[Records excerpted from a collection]

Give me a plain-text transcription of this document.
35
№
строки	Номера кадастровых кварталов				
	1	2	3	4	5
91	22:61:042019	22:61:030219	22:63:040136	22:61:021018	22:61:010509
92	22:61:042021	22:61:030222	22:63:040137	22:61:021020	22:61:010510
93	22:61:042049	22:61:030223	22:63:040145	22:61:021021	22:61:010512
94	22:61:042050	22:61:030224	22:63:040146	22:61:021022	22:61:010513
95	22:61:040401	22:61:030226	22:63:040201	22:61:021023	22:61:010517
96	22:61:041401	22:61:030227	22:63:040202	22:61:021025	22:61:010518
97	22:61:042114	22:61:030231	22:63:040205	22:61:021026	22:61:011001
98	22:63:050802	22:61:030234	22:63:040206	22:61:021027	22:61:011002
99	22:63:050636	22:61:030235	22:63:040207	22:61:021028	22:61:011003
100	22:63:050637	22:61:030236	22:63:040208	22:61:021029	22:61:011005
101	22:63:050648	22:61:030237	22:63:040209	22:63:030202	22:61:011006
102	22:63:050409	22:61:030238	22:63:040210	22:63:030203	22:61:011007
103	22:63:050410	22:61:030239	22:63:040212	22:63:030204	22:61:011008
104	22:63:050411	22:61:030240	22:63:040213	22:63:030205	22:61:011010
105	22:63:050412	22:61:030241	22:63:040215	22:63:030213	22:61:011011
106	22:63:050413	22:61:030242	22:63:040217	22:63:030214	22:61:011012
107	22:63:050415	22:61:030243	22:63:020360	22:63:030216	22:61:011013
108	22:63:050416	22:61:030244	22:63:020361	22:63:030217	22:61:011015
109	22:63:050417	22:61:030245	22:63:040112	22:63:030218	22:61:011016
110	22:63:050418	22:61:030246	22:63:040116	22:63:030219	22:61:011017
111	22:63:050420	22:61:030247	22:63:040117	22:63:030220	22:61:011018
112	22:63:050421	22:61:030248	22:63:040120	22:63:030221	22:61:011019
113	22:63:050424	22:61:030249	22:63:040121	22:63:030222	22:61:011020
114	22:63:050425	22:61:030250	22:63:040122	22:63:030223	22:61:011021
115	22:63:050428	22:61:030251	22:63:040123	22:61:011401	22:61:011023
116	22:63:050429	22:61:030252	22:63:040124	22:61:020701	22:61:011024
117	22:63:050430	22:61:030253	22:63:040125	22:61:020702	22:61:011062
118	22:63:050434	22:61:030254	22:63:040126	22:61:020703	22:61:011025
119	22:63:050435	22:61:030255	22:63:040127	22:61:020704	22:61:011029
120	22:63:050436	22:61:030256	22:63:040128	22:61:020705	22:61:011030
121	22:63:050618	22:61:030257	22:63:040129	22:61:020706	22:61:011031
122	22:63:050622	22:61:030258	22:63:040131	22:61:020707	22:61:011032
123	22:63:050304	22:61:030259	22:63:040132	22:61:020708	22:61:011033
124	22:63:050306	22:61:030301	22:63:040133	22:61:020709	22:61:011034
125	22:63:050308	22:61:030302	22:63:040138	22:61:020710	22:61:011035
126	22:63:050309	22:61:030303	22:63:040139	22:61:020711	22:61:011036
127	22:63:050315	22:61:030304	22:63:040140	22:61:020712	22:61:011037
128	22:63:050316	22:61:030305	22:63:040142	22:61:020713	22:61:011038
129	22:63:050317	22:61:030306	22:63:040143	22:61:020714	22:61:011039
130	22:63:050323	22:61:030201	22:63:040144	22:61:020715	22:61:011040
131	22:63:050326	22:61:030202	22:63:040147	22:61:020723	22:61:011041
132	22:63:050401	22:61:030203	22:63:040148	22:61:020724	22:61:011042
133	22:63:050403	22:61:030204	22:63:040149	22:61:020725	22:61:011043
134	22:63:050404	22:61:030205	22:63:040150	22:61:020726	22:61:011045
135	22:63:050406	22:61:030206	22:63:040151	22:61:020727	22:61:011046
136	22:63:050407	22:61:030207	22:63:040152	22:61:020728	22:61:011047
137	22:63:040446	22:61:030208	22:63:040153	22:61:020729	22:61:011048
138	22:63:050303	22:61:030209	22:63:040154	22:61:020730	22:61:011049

AIM → Your task is to output the full set of records exactly as presented.

REPLY →
Give me a plain-text transcription of this document.
35
№
строки	Номера кадастровых кварталов				
	1	2	3	4	5
91	22:61:042019	22:61:030219	22:63:040136	22:61:021018	22:61:010509
92	22:61:042021	22:61:030222	22:63:040137	22:61:021020	22:61:010510
93	22:61:042049	22:61:030223	22:63:040145	22:61:021021	22:61:010512
94	22:61:042050	22:61:030224	22:63:040146	22:61:021022	22:61:010513
95	22:61:040401	22:61:030226	22:63:040201	22:61:021023	22:61:010517
96	22:61:041401	22:61:030227	22:63:040202	22:61:021025	22:61:010518
97	22:61:042114	22:61:030231	22:63:040205	22:61:021026	22:61:011001
98	22:63:050802	22:61:030234	22:63:040206	22:61:021027	22:61:011002
99	22:63:050636	22:61:030235	22:63:040207	22:61:021028	22:61:011003
100	22:63:050637	22:61:030236	22:63:040208	22:61:021029	22:61:011005
101	22:63:050648	22:61:030237	22:63:040209	22:63:030202	22:61:011006
102	22:63:050409	22:61:030238	22:63:040210	22:63:030203	22:61:011007
103	22:63:050410	22:61:030239	22:63:040212	22:63:030204	22:61:011008
104	22:63:050411	22:61:030240	22:63:040213	22:63:030205	22:61:011010
105	22:63:050412	22:61:030241	22:63:040215	22:63:030213	22:61:011011
106	22:63:050413	22:61:030242	22:63:040217	22:63:030214	22:61:011012
107	22:63:050415	22:61:030243	22:63:020360	22:63:030216	22:61:011013
108	22:63:050416	22:61:030244	22:63:020361	22:63:030217	22:61:011015
109	22:63:050417	22:61:030245	22:63:040112	22:63:030218	22:61:011016
110	22:63:050418	22:61:030246	22:63:040116	22:63:030219	22:61:011017
111	22:63:050420	22:61:030247	22:63:040117	22:63:030220	22:61:011018
112	22:63:050421	22:61:030248	22:63:040120	22:63:030221	22:61:011019
113	22:63:050424	22:61:030249	22:63:040121	22:63:030222	22:61:011020
114	22:63:050425	22:61:030250	22:63:040122	22:63:030223	22:61:011021
115	22:63:050428	22:61:030251	22:63:040123	22:61:011401	22:61:011023
116	22:63:050429	22:61:030252	22:63:040124	22:61:020701	22:61:011024
117	22:63:050430	22:61:030253	22:63:040125	22:61:020702	22:61:011062
118	22:63:050434	22:61:030254	22:63:040126	22:61:020703	22:61:011025
119	22:63:050435	22:61:030255	22:63:040127	22:61:020704	22:61:011029
120	22:63:050436	22:61:030256	22:63:040128	22:61:020705	22:61:011030
121	22:63:050618	22:61:030257	22:63:040129	22:61:020706	22:61:011031
122	22:63:050622	22:61:030258	22:63:040131	22:61:020707	22:61:011032
123	22:63:050304	22:61:030259	22:63:040132	22:61:020708	22:61:011033
124	22:63:050306	22:61:030301	22:63:040133	22:61:020709	22:61:011034
125	22:63:050308	22:61:030302	22:63:040138	22:61:020710	22:61:011035
126	22:63:050309	22:61:030303	22:63:040139	22:61:020711	22:61:011036
127	22:63:050315	22:61:030304	22:63:040140	22:61:020712	22:61:011037
128	22:63:050316	22:61:030305	22:63:040142	22:61:020713	22:61:011038
129	22:63:050317	22:61:030306	22:63:040143	22:61:020714	22:61:011039
130	22:63:050323	22:61:030201	22:63:040144	22:61:020715	22:61:011040
131	22:63:050326	22:61:030202	22:63:040147	22:61:020723	22:61:011041
132	22:63:050401	22:61:030203	22:63:040148	22:61:020724	22:61:011042
133	22:63:050403	22:61:030204	22:63:040149	22:61:020725	22:61:011043
134	22:63:050404	22:61:030205	22:63:040150	22:61:020726	22:61:011045
135	22:63:050406	22:61:030206	22:63:040151	22:61:020727	22:61:011046
136	22:63:050407	22:61:030207	22:63:040152	22:61:020728	22:61:011047
137	22:63:040446	22:61:030208	22:63:040153	22:61:020729	22:61:011048
138	22:63:050303	22:61:030209	22:63:040154	22:61:020730	22:61:011049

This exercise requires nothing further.